Stored entries:
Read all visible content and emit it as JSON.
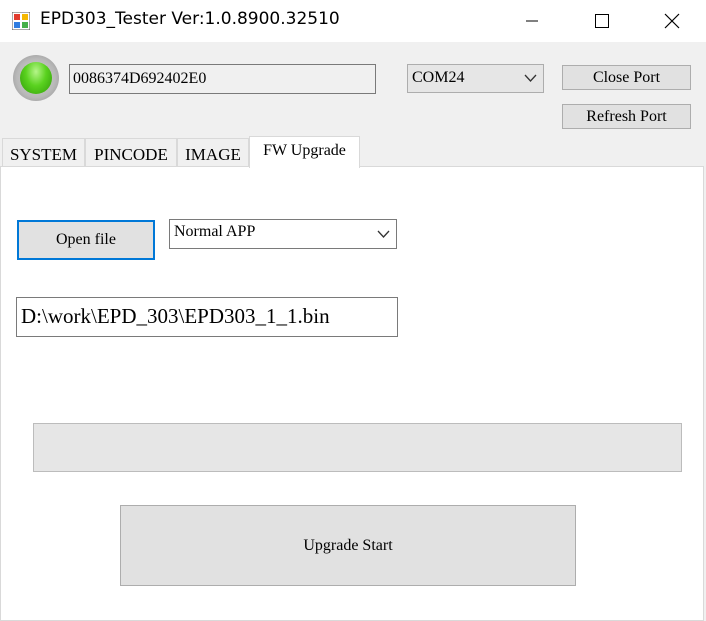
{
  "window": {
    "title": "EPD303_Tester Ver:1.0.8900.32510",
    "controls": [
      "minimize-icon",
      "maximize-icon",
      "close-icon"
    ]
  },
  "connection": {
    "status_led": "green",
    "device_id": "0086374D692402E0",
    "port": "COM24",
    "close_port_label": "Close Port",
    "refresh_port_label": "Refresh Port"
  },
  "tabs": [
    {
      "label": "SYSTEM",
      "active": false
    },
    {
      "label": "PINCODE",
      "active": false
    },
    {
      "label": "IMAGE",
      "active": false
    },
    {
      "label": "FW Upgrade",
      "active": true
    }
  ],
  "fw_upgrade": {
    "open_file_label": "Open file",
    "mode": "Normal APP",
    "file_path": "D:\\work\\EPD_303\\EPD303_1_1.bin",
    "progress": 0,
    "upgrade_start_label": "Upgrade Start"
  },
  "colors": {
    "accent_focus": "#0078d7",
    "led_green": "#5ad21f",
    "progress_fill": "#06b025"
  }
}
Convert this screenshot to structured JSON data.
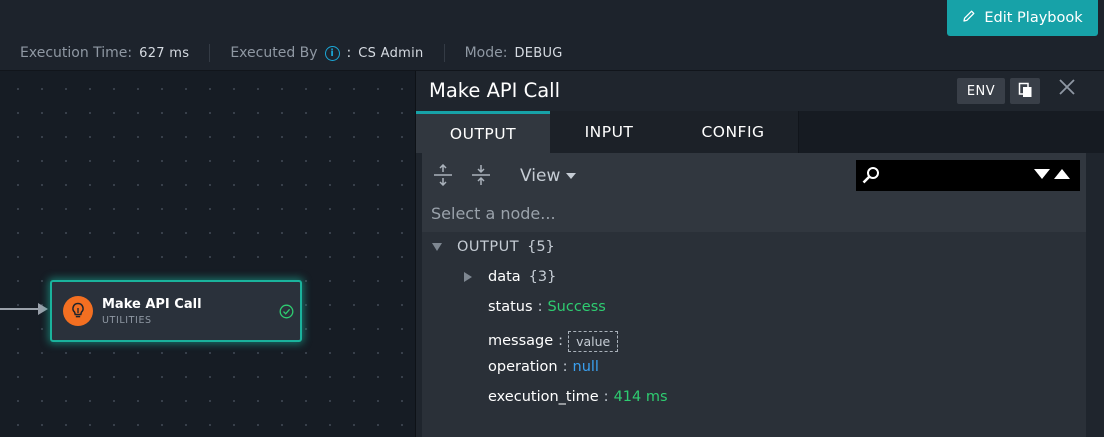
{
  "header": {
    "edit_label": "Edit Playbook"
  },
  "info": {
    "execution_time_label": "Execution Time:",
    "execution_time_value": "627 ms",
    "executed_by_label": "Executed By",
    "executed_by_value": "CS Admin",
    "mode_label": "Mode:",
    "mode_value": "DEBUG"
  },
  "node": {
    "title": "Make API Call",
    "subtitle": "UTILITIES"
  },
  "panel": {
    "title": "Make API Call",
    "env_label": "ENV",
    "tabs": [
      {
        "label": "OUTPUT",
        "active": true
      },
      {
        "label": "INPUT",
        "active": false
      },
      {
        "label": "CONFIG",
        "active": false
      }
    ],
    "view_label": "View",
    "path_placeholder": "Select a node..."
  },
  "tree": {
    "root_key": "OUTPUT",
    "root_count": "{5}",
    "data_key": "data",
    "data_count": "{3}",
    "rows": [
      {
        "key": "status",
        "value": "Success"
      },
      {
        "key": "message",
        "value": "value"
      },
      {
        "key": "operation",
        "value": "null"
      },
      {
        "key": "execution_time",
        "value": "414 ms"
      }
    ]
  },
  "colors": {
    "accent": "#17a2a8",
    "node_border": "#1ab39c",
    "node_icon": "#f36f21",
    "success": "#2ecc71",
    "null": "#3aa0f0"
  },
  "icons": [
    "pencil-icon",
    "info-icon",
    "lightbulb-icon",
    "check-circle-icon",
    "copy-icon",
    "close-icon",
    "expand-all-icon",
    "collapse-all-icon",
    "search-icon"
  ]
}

WHAT TO DO:
The data should be printed again unchanged; leave its pictures out.

SOLUTION TO THIS PROBLEM:
Read all visible content and emit it as JSON.
{
  "window": {
    "title": "EPD303_Tester Ver:1.0.8900.32510",
    "controls": [
      "minimize-icon",
      "maximize-icon",
      "close-icon"
    ]
  },
  "connection": {
    "status_led": "green",
    "device_id": "0086374D692402E0",
    "port": "COM24",
    "close_port_label": "Close Port",
    "refresh_port_label": "Refresh Port"
  },
  "tabs": [
    {
      "label": "SYSTEM",
      "active": false
    },
    {
      "label": "PINCODE",
      "active": false
    },
    {
      "label": "IMAGE",
      "active": false
    },
    {
      "label": "FW Upgrade",
      "active": true
    }
  ],
  "fw_upgrade": {
    "open_file_label": "Open file",
    "mode": "Normal APP",
    "file_path": "D:\\work\\EPD_303\\EPD303_1_1.bin",
    "progress": 0,
    "upgrade_start_label": "Upgrade Start"
  },
  "colors": {
    "accent_focus": "#0078d7",
    "led_green": "#5ad21f",
    "progress_fill": "#06b025"
  }
}
Convert this screenshot to structured JSON data.
{
  "header": {
    "edit_label": "Edit Playbook"
  },
  "info": {
    "execution_time_label": "Execution Time:",
    "execution_time_value": "627 ms",
    "executed_by_label": "Executed By",
    "executed_by_value": "CS Admin",
    "mode_label": "Mode:",
    "mode_value": "DEBUG"
  },
  "node": {
    "title": "Make API Call",
    "subtitle": "UTILITIES"
  },
  "panel": {
    "title": "Make API Call",
    "env_label": "ENV",
    "tabs": [
      {
        "label": "OUTPUT",
        "active": true
      },
      {
        "label": "INPUT",
        "active": false
      },
      {
        "label": "CONFIG",
        "active": false
      }
    ],
    "view_label": "View",
    "path_placeholder": "Select a node..."
  },
  "tree": {
    "root_key": "OUTPUT",
    "root_count": "{5}",
    "data_key": "data",
    "data_count": "{3}",
    "rows": [
      {
        "key": "status",
        "value": "Success"
      },
      {
        "key": "message",
        "value": "value"
      },
      {
        "key": "operation",
        "value": "null"
      },
      {
        "key": "execution_time",
        "value": "414 ms"
      }
    ]
  },
  "colors": {
    "accent": "#17a2a8",
    "node_border": "#1ab39c",
    "node_icon": "#f36f21",
    "success": "#2ecc71",
    "null": "#3aa0f0"
  },
  "icons": [
    "pencil-icon",
    "info-icon",
    "lightbulb-icon",
    "check-circle-icon",
    "copy-icon",
    "close-icon",
    "expand-all-icon",
    "collapse-all-icon",
    "search-icon"
  ]
}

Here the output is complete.